-- start of TEXT BLOCK --
Climate has become a key political issue in recent years. The meaning and understanding of climate, however, has been subject to significant changes during the 20th century. The “modernizing of climate” refers to a range of intertwined developments such as the following. 1) Research and discourse about climate today takes place in a context of environmental concern. The understanding of climate change as a future risk to humankind and life in general is new and only emerged in the second half of the 20th century. 2) The term “climate” was subject to significant broader changes. Classical climatology conceived of climate as constant in human timescales. Only in the course of the 20th century the idea of climate change within decades emerged and became dominant towards the end of the century. 3) Climate used to be a geographical concept and climatology a geographical discipline. Climate was understood as linked to a specific geographical location. Today, in contrast, climate is conceived of as a physical and complex global phenomenon. The link to geographical locations and, hence, the link to a scale compatible with human experience has largely disappeared. 4) The science of climate moved from a predominant empirical tradition to a predominantly theory-based science grounded in quantitative physical laws, written in the language of mathematics, represented in complex computer models and simulations and fed with multiply processed and manipulated data
Modernizing climate has contributed significantly to improving the understanding of physical climatic processes. On the other hand, it favored certain approaches and types of knowledge to others, physical to geographical, large-scale to regional-, small- and micro-scale, reductionist quantitative to holistic qualitative, scientific to local and indigenous forms of knowledge. It is the scope of the workshop to investigate and discuss the modernization of climate with particular focus on the Nordic countries and Germany, which had a particularly rich history of environmental, atmospheric and geophysical sciences with an interest in climate. While origins of the modernization of climate date back to the 19th century, it attained significant impact in the second half of the 20th century. The workshop, thus, puts the focus on the postwar period with exceptional forays into the interwar years or earlier periods. It aims at covering the history of a broad range of disciplines and research domains related to climate, weather and environment including climatology, meteorology, glaciology etc. as well as research traditions from local scale empirical observation to global scale numerical modeling and simulation.
-- end of TEXT BLOCK --
## WHAT THE EXERCISE ASKS
Name every approach or type of knowledge that the workshop description says modernizing climate favored over another.
-- start of RECORDED INFORMATION --
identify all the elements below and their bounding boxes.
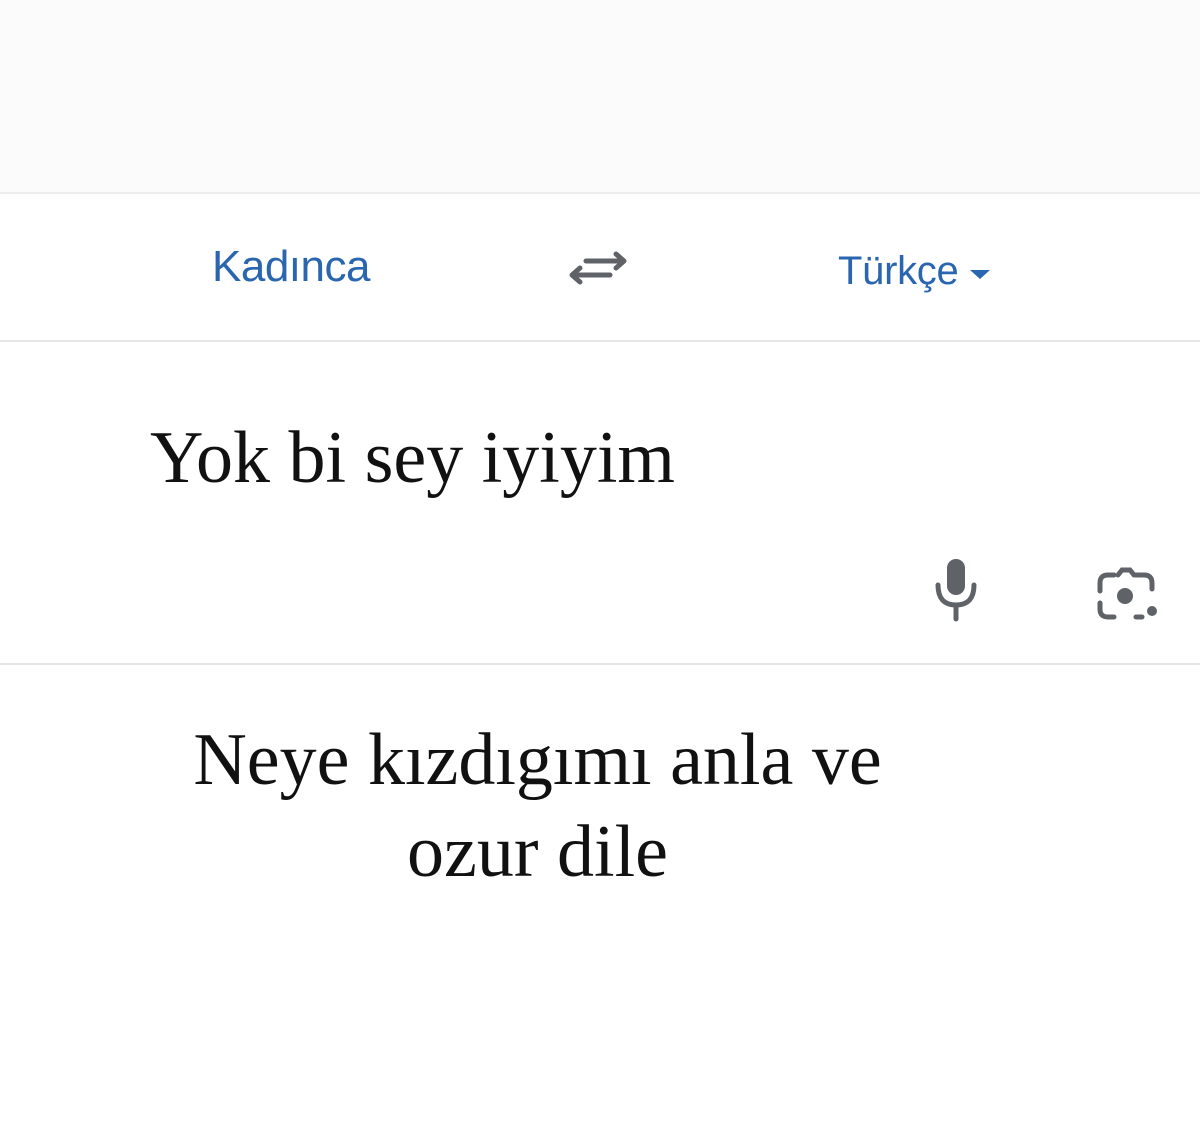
target-language-label: Türkçe xyxy=(838,248,959,293)
translation-line-1: Neye kızdıgımı anla ve xyxy=(193,719,882,801)
target-language-dropdown[interactable]: Türkçe xyxy=(838,246,991,296)
translation-output: Neye kızdıgımı anla ve ozur dile xyxy=(0,714,1075,898)
translate-screen: Kadınca Türkçe Yok bi sey iyiyim Neye kı… xyxy=(0,0,1200,1121)
caret-down-icon xyxy=(970,269,991,279)
source-language-button[interactable]: Kadınca xyxy=(212,242,370,292)
camera-lens-icon[interactable] xyxy=(1092,565,1162,625)
divider-middle xyxy=(0,340,1200,342)
source-text-input[interactable]: Yok bi sey iyiyim xyxy=(150,417,675,499)
swap-arrows-icon[interactable] xyxy=(566,244,632,290)
divider-bottom xyxy=(0,663,1200,665)
translation-line-2: ozur dile xyxy=(407,811,668,893)
language-bar: Kadınca Türkçe xyxy=(0,194,1200,340)
microphone-icon[interactable] xyxy=(928,555,984,625)
top-blank-area xyxy=(0,0,1200,192)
-- end of RECORDED INFORMATION --
## WRITTEN RESPONSE
- Physical
- Large-scale
- Reductionist quantitative
- Scientific